— Your task —
Reproduce the items with every instance of "interactable" changed to "clickable", leaving all other text unchanged.

------------------------------------------------

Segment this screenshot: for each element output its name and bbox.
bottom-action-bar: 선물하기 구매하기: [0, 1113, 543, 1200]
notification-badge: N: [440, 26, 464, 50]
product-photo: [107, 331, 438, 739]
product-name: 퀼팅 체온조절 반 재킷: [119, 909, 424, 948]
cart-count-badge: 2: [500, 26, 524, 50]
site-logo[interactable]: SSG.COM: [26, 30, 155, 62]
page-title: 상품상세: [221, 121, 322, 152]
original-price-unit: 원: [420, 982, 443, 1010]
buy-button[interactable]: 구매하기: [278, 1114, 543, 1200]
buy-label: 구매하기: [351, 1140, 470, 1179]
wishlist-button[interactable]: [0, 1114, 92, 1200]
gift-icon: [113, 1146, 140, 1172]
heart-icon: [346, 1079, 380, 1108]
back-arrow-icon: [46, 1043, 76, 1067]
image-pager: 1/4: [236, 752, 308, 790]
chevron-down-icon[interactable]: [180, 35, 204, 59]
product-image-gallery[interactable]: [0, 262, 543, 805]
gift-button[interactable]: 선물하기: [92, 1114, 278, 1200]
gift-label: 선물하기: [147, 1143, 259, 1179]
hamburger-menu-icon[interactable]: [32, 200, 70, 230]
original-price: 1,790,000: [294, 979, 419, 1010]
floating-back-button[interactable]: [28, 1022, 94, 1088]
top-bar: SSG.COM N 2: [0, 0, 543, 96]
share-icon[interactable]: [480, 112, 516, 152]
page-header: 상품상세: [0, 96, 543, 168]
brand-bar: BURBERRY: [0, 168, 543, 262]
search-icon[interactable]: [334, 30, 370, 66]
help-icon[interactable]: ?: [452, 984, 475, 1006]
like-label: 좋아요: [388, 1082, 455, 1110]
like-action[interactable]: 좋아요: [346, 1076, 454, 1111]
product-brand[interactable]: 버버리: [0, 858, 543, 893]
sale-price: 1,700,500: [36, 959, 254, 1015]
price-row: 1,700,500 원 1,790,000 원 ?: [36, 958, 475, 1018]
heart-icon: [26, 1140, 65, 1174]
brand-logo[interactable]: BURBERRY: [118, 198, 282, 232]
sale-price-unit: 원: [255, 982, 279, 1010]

------------------------------------------------

— Solved problem —
Segment this screenshot: for each element output its name and bbox.
bottom-action-bar: 선물하기 구매하기: [0, 1113, 543, 1200]
notification-badge: N: [440, 26, 464, 50]
product-photo: [107, 331, 438, 739]
product-name: 퀼팅 체온조절 반 재킷: [119, 909, 424, 948]
cart-count-badge: 2: [500, 26, 524, 50]
site-logo[clickable]: SSG.COM: [26, 30, 155, 62]
page-title: 상품상세: [221, 121, 322, 152]
original-price-unit: 원: [420, 982, 443, 1010]
buy-button[clickable]: 구매하기: [278, 1114, 543, 1200]
buy-label: 구매하기: [351, 1140, 470, 1179]
wishlist-button[clickable]: [0, 1114, 92, 1200]
gift-icon: [113, 1146, 140, 1172]
heart-icon: [346, 1079, 380, 1108]
back-arrow-icon: [46, 1043, 76, 1067]
image-pager: 1/4: [236, 752, 308, 790]
chevron-down-icon[clickable]: [180, 35, 204, 59]
product-image-gallery[clickable]: [0, 262, 543, 805]
gift-button[clickable]: 선물하기: [92, 1114, 278, 1200]
gift-label: 선물하기: [147, 1143, 259, 1179]
hamburger-menu-icon[clickable]: [32, 200, 70, 230]
original-price: 1,790,000: [294, 979, 419, 1010]
floating-back-button[clickable]: [28, 1022, 94, 1088]
top-bar: SSG.COM N 2: [0, 0, 543, 96]
share-icon[clickable]: [480, 112, 516, 152]
page-header: 상품상세: [0, 96, 543, 168]
brand-bar: BURBERRY: [0, 168, 543, 262]
search-icon[clickable]: [334, 30, 370, 66]
help-icon[clickable]: ?: [452, 984, 475, 1006]
like-label: 좋아요: [388, 1082, 455, 1110]
like-action[clickable]: 좋아요: [346, 1076, 454, 1111]
product-brand[clickable]: 버버리: [0, 858, 543, 893]
sale-price: 1,700,500: [36, 959, 254, 1015]
price-row: 1,700,500 원 1,790,000 원 ?: [36, 958, 475, 1018]
heart-icon: [26, 1140, 65, 1174]
brand-logo[clickable]: BURBERRY: [118, 198, 282, 232]
sale-price-unit: 원: [255, 982, 279, 1010]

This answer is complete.